Copy out the data below as written; omit any images.

====== Records for this exercise ======

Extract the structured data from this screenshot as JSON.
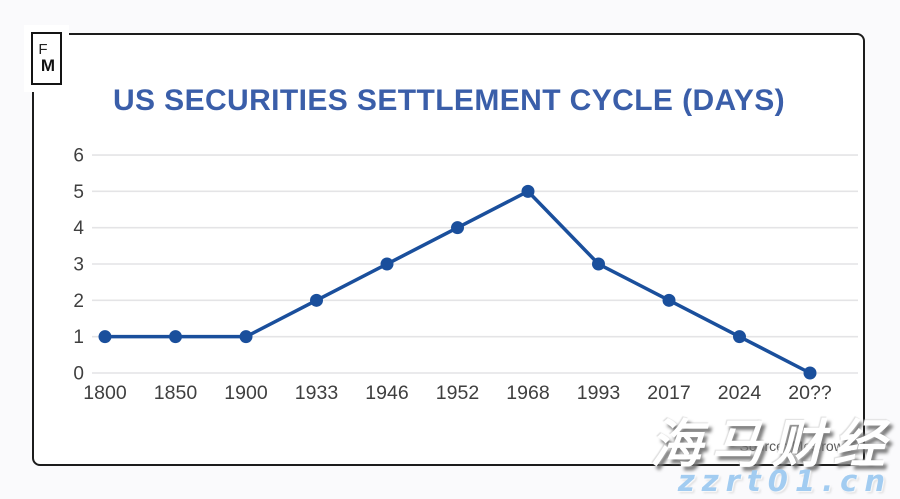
{
  "page": {
    "background": "#FAFAFC"
  },
  "logo": {
    "line1": "F",
    "line2": "M"
  },
  "chart_data": {
    "type": "line",
    "title": "US SECURITIES SETTLEMENT CYCLE (DAYS)",
    "categories": [
      "1800",
      "1850",
      "1900",
      "1933",
      "1946",
      "1952",
      "1968",
      "1993",
      "2017",
      "2024",
      "20??"
    ],
    "values": [
      1,
      1,
      1,
      2,
      3,
      4,
      5,
      3,
      2,
      1,
      0
    ],
    "xlabel": "",
    "ylabel": "",
    "ylim": [
      0,
      6
    ],
    "yticks": [
      0,
      1,
      2,
      3,
      4,
      5,
      6
    ],
    "grid": true,
    "legend": "none",
    "line_color": "#1A4F9C",
    "point_color": "#1A4F9C",
    "grid_color": "#E4E4E6",
    "tick_color": "#3F3F3F",
    "title_color": "#3A5EA9"
  },
  "source": {
    "label": "Source: Mesirow T"
  },
  "watermarks": {
    "primary": "海马财经",
    "secondary": "zzrt01.cn"
  }
}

======

* _Reply to the task_
Extract the structured data from this screenshot as JSON.
{
  "page": {
    "background": "#FAFAFC"
  },
  "logo": {
    "line1": "F",
    "line2": "M"
  },
  "chart_data": {
    "type": "line",
    "title": "US SECURITIES SETTLEMENT CYCLE (DAYS)",
    "categories": [
      "1800",
      "1850",
      "1900",
      "1933",
      "1946",
      "1952",
      "1968",
      "1993",
      "2017",
      "2024",
      "20??"
    ],
    "values": [
      1,
      1,
      1,
      2,
      3,
      4,
      5,
      3,
      2,
      1,
      0
    ],
    "xlabel": "",
    "ylabel": "",
    "ylim": [
      0,
      6
    ],
    "yticks": [
      0,
      1,
      2,
      3,
      4,
      5,
      6
    ],
    "grid": true,
    "legend": "none",
    "line_color": "#1A4F9C",
    "point_color": "#1A4F9C",
    "grid_color": "#E4E4E6",
    "tick_color": "#3F3F3F",
    "title_color": "#3A5EA9"
  },
  "source": {
    "label": "Source: Mesirow T"
  },
  "watermarks": {
    "primary": "海马财经",
    "secondary": "zzrt01.cn"
  }
}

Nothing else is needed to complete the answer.